* THE PROBLEM
Copy whichever lines contain the string "York".

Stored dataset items
»»

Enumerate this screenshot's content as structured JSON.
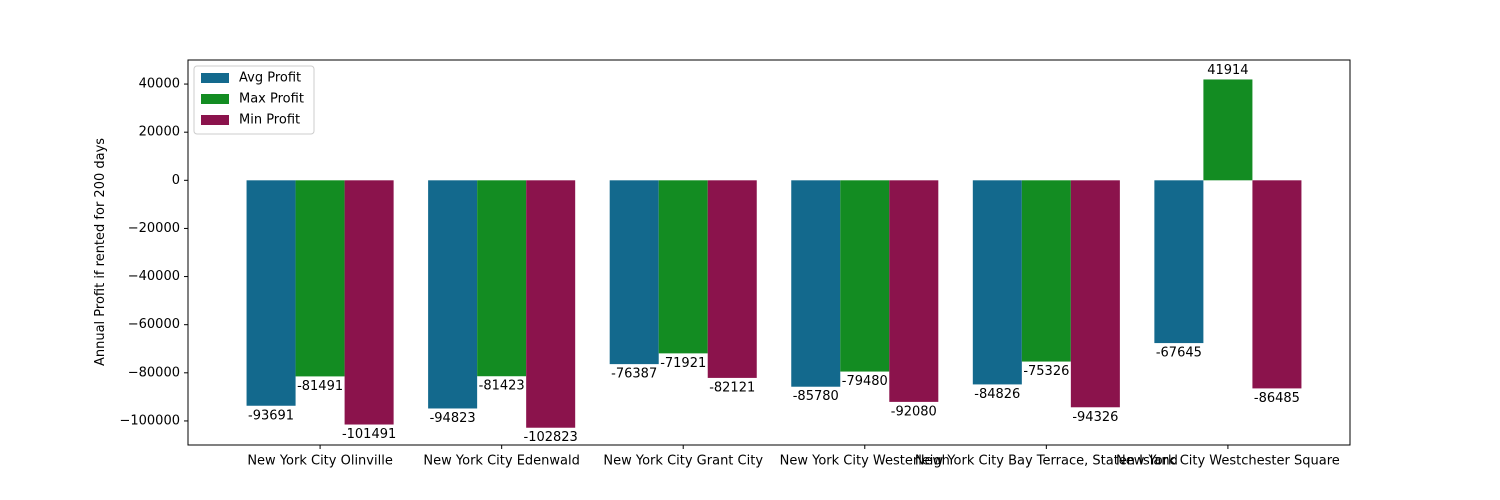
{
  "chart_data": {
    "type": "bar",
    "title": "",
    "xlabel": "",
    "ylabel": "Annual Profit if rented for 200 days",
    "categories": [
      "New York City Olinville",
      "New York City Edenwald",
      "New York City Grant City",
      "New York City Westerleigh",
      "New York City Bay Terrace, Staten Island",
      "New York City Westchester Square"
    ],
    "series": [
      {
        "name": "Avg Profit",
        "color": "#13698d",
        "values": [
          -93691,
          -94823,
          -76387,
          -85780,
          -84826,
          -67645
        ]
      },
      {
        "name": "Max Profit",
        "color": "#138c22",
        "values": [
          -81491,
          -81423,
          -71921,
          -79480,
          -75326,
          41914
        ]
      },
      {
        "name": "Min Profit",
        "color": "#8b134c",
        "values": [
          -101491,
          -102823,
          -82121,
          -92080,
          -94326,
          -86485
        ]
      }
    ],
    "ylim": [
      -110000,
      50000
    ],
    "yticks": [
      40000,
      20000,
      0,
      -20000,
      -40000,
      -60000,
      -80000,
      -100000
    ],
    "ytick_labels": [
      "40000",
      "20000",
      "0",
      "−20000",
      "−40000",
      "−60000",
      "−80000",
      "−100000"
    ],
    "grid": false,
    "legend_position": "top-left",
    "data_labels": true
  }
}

««

* TASK OUTPUT
      "New York City Olinville",
      "New York City Edenwald",
      "New York City Grant City",
      "New York City Westerleigh",
      "New York City Bay Terrace, Staten Island",
      "New York City Westchester Square"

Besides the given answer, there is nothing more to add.